*The problem*
Type out the data exactly as given. Skip any image.
** begin Material supplied **
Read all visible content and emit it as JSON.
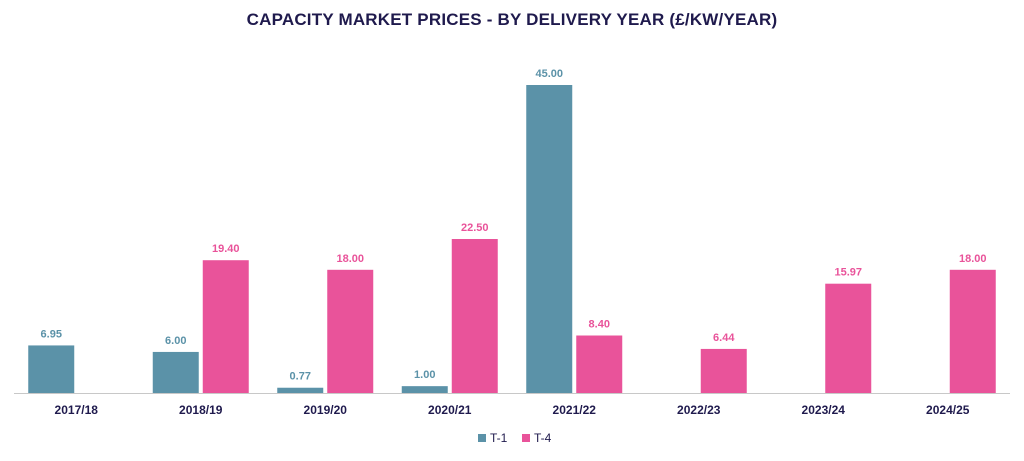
{
  "chart_data": {
    "type": "bar",
    "title": "CAPACITY MARKET PRICES - BY DELIVERY YEAR (£/KW/YEAR)",
    "xlabel": "",
    "ylabel": "",
    "categories": [
      "2017/18",
      "2018/19",
      "2019/20",
      "2020/21",
      "2021/22",
      "2022/23",
      "2023/24",
      "2024/25"
    ],
    "series": [
      {
        "name": "T-1",
        "color": "#5b92a8",
        "values": [
          6.95,
          6.0,
          0.77,
          1.0,
          45.0,
          null,
          null,
          null
        ],
        "labels": [
          "6.95",
          "6.00",
          "0.77",
          "1.00",
          "45.00",
          "",
          "",
          ""
        ]
      },
      {
        "name": "T-4",
        "color": "#e9539a",
        "values": [
          null,
          19.4,
          18.0,
          22.5,
          8.4,
          6.44,
          15.97,
          18.0
        ],
        "labels": [
          "",
          "19.40",
          "18.00",
          "22.50",
          "8.40",
          "6.44",
          "15.97",
          "18.00"
        ]
      }
    ],
    "ylim": [
      0,
      45
    ],
    "grid": false,
    "legend_position": "bottom-center"
  }
}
** end Material supplied **
*Exercise solution*
Read all visible content and emit it as JSON.
{
  "chart_data": {
    "type": "bar",
    "title": "CAPACITY MARKET PRICES - BY DELIVERY YEAR (£/KW/YEAR)",
    "xlabel": "",
    "ylabel": "",
    "categories": [
      "2017/18",
      "2018/19",
      "2019/20",
      "2020/21",
      "2021/22",
      "2022/23",
      "2023/24",
      "2024/25"
    ],
    "series": [
      {
        "name": "T-1",
        "color": "#5b92a8",
        "values": [
          6.95,
          6.0,
          0.77,
          1.0,
          45.0,
          null,
          null,
          null
        ],
        "labels": [
          "6.95",
          "6.00",
          "0.77",
          "1.00",
          "45.00",
          "",
          "",
          ""
        ]
      },
      {
        "name": "T-4",
        "color": "#e9539a",
        "values": [
          null,
          19.4,
          18.0,
          22.5,
          8.4,
          6.44,
          15.97,
          18.0
        ],
        "labels": [
          "",
          "19.40",
          "18.00",
          "22.50",
          "8.40",
          "6.44",
          "15.97",
          "18.00"
        ]
      }
    ],
    "ylim": [
      0,
      45
    ],
    "grid": false,
    "legend_position": "bottom-center"
  }
}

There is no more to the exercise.